DESCRIPTION OF THE TASK:
Gather all lines with "home" from the records.

[Data listing]
-=-=-

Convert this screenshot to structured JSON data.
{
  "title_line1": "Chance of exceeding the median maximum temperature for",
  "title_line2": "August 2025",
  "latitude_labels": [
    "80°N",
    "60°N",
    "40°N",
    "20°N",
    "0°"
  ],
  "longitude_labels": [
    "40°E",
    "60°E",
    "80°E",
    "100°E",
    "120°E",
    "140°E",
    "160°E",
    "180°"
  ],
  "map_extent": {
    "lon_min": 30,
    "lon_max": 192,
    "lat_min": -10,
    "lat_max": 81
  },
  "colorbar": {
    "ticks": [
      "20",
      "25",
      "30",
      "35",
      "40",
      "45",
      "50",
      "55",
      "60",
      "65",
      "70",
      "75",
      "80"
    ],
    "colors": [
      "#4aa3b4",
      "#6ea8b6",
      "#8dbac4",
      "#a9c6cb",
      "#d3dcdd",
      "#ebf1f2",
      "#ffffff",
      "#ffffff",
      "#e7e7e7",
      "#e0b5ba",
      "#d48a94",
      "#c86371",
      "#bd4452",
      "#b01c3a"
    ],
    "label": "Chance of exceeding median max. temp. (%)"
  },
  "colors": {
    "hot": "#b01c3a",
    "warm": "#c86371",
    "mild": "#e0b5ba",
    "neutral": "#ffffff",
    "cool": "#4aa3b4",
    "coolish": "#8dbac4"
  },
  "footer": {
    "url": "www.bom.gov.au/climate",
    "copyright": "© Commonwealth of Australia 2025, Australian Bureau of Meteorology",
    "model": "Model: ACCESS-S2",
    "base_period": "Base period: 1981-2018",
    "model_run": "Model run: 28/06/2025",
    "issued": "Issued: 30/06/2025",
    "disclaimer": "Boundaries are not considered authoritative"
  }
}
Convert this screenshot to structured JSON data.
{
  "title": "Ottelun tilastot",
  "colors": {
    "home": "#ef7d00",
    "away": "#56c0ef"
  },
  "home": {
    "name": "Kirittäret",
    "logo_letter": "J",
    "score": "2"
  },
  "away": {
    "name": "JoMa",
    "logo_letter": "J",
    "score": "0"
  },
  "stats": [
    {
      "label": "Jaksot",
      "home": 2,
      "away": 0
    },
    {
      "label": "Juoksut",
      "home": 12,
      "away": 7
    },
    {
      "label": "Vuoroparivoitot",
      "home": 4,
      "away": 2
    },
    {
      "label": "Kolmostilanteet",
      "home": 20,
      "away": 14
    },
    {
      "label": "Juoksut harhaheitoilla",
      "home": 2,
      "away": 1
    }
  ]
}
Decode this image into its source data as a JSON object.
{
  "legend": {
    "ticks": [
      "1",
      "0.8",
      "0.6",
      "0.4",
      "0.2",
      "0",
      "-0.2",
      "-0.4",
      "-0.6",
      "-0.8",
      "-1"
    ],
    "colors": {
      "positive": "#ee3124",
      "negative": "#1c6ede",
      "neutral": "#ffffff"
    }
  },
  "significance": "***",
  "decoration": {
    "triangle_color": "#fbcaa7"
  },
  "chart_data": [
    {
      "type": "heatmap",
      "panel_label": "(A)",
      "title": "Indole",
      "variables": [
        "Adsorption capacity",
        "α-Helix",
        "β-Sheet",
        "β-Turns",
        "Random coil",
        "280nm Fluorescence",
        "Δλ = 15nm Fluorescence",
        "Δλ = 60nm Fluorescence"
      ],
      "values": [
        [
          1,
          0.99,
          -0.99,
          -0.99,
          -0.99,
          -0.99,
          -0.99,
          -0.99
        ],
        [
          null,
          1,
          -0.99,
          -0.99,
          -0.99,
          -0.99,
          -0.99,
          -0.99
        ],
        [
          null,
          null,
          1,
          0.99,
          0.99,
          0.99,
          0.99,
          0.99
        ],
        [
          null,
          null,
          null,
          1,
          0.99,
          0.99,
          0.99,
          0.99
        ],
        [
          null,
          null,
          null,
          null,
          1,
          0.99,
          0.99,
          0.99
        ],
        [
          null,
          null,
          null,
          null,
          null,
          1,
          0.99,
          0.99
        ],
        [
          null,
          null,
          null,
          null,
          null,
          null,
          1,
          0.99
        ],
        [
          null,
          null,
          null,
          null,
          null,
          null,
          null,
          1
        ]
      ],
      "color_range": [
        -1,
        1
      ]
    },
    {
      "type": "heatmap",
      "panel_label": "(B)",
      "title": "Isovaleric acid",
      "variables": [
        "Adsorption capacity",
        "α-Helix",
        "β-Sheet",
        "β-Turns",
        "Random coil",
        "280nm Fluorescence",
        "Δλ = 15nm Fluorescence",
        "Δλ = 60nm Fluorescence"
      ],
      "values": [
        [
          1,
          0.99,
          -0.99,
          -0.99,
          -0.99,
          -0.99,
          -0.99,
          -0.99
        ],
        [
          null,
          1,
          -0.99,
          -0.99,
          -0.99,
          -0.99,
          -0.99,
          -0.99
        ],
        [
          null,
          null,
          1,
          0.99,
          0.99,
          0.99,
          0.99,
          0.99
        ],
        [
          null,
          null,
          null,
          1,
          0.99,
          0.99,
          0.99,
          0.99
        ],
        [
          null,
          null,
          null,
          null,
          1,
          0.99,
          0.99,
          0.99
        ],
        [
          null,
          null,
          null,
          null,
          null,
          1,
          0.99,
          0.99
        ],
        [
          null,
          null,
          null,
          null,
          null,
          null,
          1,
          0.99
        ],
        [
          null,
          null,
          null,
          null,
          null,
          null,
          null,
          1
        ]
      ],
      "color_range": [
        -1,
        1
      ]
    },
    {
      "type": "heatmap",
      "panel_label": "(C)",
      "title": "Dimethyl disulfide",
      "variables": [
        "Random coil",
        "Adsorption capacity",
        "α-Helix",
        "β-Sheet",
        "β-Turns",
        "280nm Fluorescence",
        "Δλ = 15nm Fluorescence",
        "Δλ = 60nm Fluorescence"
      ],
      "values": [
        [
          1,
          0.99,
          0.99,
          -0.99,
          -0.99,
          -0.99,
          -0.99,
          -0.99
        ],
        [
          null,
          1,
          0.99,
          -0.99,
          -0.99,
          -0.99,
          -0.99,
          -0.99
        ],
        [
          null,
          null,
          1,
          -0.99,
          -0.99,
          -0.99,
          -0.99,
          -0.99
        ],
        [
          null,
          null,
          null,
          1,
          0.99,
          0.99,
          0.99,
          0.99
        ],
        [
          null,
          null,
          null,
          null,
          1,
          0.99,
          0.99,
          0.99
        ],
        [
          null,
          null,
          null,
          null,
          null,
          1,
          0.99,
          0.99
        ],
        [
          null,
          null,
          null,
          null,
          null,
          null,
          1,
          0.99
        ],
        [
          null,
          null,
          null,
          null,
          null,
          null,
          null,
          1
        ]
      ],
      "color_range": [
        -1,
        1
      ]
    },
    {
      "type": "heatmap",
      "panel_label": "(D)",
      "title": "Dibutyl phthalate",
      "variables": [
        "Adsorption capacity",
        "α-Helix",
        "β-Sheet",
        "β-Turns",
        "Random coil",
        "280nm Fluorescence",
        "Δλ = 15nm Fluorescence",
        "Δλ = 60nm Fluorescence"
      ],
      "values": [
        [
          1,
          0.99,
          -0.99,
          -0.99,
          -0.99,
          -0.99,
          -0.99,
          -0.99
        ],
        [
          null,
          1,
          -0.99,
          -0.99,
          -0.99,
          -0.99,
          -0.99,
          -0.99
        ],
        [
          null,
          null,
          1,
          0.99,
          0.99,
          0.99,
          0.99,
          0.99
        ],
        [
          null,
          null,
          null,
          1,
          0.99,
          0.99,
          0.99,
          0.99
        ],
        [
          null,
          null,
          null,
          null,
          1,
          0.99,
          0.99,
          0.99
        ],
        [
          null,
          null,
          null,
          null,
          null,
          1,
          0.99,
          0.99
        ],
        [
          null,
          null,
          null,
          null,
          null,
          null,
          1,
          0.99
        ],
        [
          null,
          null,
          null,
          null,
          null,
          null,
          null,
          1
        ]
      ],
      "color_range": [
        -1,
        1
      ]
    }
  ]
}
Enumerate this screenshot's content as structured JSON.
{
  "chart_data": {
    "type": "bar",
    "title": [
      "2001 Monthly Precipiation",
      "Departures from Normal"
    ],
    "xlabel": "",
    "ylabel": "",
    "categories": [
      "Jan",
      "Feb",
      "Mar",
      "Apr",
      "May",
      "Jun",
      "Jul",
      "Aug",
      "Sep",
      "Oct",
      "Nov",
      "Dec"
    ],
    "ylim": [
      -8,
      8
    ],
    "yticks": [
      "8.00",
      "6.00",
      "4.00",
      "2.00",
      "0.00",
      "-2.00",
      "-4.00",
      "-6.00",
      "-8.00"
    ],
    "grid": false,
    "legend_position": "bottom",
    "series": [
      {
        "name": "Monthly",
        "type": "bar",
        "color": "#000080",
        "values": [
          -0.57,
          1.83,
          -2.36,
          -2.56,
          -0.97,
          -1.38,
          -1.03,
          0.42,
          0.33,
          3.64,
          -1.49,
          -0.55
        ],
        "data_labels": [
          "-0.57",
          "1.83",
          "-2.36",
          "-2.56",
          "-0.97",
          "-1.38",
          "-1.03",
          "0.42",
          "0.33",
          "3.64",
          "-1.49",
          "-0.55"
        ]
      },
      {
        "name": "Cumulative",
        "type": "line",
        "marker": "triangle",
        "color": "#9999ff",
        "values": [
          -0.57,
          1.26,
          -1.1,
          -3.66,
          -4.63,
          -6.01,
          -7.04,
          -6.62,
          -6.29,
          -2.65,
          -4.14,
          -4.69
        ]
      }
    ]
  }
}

-=-=-

TASK RESULT:
    "home": "#ef7d00",
  "home": {
      "home": 2,
      "home": 12,
      "home": 4,
      "home": 20,
      "home": 2,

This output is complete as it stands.